- YOUR GOAL: Identify every line in the records below that contains the word "text", and reproduce each one.

- - - - -

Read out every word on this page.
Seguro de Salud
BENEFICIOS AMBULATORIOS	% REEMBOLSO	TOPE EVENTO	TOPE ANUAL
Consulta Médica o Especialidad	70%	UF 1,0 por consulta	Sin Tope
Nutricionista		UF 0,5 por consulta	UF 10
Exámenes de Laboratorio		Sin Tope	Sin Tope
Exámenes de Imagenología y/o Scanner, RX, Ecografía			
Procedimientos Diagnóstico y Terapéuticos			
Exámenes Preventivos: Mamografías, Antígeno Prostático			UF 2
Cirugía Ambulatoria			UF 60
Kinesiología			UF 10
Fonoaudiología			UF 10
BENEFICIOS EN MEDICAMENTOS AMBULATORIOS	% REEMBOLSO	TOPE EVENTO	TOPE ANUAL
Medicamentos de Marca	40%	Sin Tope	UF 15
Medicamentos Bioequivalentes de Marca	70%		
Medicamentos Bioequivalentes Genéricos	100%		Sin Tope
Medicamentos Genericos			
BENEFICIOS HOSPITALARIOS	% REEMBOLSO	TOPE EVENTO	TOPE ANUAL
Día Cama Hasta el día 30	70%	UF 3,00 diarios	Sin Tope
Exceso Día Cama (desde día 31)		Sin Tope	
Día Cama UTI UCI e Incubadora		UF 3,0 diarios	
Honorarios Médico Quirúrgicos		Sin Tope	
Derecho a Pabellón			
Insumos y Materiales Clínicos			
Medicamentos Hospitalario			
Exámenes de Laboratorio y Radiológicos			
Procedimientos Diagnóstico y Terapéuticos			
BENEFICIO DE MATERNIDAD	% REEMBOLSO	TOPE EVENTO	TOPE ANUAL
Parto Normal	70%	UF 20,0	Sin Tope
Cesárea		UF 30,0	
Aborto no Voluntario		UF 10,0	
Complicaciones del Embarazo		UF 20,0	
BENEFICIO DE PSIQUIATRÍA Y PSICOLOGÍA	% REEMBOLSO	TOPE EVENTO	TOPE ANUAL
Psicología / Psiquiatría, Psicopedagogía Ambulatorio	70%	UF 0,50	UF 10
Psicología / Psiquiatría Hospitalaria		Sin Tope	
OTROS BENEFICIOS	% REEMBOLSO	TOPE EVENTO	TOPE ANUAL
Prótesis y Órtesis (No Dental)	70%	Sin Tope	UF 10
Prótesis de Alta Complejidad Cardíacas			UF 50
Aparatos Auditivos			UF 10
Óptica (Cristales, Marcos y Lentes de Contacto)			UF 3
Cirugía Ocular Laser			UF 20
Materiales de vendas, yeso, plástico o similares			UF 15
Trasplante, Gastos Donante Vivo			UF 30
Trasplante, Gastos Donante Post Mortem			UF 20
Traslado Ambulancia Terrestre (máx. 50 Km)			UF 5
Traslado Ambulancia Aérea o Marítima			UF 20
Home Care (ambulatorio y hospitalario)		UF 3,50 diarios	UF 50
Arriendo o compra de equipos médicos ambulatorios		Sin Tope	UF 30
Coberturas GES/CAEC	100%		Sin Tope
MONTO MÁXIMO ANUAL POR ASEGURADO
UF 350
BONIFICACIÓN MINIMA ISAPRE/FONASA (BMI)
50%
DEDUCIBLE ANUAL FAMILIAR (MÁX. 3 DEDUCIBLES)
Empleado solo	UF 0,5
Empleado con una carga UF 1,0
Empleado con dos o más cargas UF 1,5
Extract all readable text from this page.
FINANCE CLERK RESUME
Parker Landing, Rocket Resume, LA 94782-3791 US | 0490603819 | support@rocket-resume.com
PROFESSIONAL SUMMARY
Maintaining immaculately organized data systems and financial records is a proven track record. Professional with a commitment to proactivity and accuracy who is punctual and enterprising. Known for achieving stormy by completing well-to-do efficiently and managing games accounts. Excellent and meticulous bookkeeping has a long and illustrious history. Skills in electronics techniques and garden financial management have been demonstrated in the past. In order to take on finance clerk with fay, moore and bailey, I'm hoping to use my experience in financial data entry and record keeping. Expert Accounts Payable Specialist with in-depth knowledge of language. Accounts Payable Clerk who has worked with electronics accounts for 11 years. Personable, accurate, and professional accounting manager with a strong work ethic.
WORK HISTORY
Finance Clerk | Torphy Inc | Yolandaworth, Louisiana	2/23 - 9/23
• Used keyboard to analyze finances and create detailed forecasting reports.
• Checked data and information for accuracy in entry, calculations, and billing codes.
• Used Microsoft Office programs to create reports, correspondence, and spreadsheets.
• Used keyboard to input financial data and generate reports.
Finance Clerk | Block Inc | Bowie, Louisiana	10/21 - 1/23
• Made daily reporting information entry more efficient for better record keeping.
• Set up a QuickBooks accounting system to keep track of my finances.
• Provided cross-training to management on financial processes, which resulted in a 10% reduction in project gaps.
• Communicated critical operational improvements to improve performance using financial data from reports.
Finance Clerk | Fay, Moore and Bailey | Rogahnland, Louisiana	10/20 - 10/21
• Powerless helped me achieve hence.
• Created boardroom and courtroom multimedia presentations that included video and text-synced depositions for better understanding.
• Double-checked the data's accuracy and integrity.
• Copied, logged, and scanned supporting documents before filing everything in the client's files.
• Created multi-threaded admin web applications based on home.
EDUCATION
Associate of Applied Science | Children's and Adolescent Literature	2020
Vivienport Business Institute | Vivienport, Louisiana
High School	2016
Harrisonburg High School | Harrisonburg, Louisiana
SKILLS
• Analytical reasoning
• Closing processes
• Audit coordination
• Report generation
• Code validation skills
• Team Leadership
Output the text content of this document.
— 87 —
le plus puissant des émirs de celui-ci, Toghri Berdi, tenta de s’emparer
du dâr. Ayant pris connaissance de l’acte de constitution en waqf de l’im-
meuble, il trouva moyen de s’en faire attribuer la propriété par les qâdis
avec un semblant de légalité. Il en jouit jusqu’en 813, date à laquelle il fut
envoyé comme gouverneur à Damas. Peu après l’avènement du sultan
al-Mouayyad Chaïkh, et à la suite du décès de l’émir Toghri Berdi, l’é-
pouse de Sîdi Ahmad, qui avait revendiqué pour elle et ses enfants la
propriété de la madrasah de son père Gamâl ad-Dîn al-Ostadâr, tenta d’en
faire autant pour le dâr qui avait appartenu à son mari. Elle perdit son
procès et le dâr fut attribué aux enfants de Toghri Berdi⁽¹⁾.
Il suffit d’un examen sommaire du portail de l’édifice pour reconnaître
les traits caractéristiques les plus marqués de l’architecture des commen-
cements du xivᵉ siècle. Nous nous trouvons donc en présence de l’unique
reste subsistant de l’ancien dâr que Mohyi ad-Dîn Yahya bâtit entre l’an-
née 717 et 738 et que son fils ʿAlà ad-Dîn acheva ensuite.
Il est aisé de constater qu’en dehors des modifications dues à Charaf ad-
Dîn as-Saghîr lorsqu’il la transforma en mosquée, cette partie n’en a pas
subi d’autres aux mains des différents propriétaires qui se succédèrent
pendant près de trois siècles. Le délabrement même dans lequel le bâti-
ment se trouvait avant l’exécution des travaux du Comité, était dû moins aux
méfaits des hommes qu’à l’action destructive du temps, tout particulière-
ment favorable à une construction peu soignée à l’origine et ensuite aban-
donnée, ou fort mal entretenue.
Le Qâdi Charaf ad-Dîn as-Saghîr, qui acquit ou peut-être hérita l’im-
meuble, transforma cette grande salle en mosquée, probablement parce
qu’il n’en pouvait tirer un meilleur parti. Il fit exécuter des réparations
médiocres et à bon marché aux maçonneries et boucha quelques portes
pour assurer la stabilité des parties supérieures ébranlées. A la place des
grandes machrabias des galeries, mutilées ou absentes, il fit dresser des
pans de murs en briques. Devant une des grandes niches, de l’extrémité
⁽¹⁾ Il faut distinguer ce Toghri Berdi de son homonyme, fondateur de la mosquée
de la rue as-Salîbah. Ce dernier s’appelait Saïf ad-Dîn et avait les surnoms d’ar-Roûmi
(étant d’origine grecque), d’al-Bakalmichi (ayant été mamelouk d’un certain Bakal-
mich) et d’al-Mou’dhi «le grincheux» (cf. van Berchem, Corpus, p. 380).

- - - - -

- FULL RESPONSE:
Extract all readable text from this page.
• Created boardroom and courtroom multimedia presentations that included video and text-synced depositions for better understanding.
Output the text content of this document.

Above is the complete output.